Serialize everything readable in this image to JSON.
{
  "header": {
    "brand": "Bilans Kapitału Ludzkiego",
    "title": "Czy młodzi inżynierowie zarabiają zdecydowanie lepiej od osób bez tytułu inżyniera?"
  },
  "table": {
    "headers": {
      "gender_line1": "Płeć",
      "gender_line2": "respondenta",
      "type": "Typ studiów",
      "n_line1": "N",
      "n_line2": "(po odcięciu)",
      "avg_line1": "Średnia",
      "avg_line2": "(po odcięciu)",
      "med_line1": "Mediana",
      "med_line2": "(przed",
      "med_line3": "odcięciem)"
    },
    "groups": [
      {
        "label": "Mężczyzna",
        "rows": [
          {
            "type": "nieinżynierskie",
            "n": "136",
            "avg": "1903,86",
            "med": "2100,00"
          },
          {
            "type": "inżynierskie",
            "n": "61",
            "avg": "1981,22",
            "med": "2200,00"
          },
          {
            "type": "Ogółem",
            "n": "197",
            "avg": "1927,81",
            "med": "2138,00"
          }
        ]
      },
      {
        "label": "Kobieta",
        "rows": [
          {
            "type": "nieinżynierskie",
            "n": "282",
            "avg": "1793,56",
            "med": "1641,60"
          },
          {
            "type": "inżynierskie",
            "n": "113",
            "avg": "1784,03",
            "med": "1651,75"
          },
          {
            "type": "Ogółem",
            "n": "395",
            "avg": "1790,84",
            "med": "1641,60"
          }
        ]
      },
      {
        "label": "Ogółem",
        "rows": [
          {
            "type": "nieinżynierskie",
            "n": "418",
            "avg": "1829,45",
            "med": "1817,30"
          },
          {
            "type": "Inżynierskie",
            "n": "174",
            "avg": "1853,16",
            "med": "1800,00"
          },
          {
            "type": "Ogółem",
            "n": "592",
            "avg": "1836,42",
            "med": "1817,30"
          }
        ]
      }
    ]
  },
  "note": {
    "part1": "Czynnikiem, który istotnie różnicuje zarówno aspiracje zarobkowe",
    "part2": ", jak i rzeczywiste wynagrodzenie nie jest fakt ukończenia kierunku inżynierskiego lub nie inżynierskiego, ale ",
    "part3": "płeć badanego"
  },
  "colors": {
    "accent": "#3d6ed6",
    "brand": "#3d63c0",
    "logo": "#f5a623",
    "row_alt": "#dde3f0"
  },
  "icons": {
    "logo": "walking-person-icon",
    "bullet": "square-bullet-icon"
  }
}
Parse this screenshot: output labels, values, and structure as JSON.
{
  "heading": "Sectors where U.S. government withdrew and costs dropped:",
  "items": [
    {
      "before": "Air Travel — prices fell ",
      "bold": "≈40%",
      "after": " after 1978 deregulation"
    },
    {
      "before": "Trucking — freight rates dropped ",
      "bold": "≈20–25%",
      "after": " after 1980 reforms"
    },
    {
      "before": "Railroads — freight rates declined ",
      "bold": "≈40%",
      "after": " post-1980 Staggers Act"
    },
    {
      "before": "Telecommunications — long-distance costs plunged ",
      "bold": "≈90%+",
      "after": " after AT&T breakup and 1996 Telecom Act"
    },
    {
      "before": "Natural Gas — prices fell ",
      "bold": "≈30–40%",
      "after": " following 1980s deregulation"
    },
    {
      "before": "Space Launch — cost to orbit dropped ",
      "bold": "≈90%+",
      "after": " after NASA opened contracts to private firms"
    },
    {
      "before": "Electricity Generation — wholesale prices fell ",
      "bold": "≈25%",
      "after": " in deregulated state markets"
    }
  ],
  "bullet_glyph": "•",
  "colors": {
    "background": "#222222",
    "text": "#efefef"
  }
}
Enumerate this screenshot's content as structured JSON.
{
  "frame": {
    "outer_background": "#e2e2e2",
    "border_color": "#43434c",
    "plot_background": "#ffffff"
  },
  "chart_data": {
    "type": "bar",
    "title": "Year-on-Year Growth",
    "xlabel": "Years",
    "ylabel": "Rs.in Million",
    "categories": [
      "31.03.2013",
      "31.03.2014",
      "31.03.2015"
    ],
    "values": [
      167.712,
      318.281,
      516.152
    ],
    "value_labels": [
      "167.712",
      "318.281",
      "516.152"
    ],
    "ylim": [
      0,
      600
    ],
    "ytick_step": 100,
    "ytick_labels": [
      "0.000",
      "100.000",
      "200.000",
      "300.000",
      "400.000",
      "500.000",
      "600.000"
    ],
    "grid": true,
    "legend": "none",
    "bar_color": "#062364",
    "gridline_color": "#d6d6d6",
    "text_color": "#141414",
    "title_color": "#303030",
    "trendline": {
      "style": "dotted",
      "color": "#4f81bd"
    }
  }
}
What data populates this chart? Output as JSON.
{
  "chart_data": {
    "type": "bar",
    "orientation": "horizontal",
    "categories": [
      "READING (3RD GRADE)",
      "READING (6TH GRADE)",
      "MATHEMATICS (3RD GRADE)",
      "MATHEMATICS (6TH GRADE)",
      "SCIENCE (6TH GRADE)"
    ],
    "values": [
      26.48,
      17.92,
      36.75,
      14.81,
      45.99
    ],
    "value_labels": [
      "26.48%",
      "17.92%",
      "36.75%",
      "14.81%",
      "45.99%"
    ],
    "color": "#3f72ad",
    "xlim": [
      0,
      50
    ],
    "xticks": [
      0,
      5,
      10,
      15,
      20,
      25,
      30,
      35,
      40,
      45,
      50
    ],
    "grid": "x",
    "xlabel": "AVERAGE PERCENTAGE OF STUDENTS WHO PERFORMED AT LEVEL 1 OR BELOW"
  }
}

########

Work to do | Repeat the line containing "What data populates" and all subsequent lines through the final line of the data, exactly and with no others.

Complete output |
What data populates this chart? Output as JSON.
{
  "chart_data": {
    "type": "bar",
    "orientation": "horizontal",
    "categories": [
      "READING (3RD GRADE)",
      "READING (6TH GRADE)",
      "MATHEMATICS (3RD GRADE)",
      "MATHEMATICS (6TH GRADE)",
      "SCIENCE (6TH GRADE)"
    ],
    "values": [
      26.48,
      17.92,
      36.75,
      14.81,
      45.99
    ],
    "value_labels": [
      "26.48%",
      "17.92%",
      "36.75%",
      "14.81%",
      "45.99%"
    ],
    "color": "#3f72ad",
    "xlim": [
      0,
      50
    ],
    "xticks": [
      0,
      5,
      10,
      15,
      20,
      25,
      30,
      35,
      40,
      45,
      50
    ],
    "grid": "x",
    "xlabel": "AVERAGE PERCENTAGE OF STUDENTS WHO PERFORMED AT LEVEL 1 OR BELOW"
  }
}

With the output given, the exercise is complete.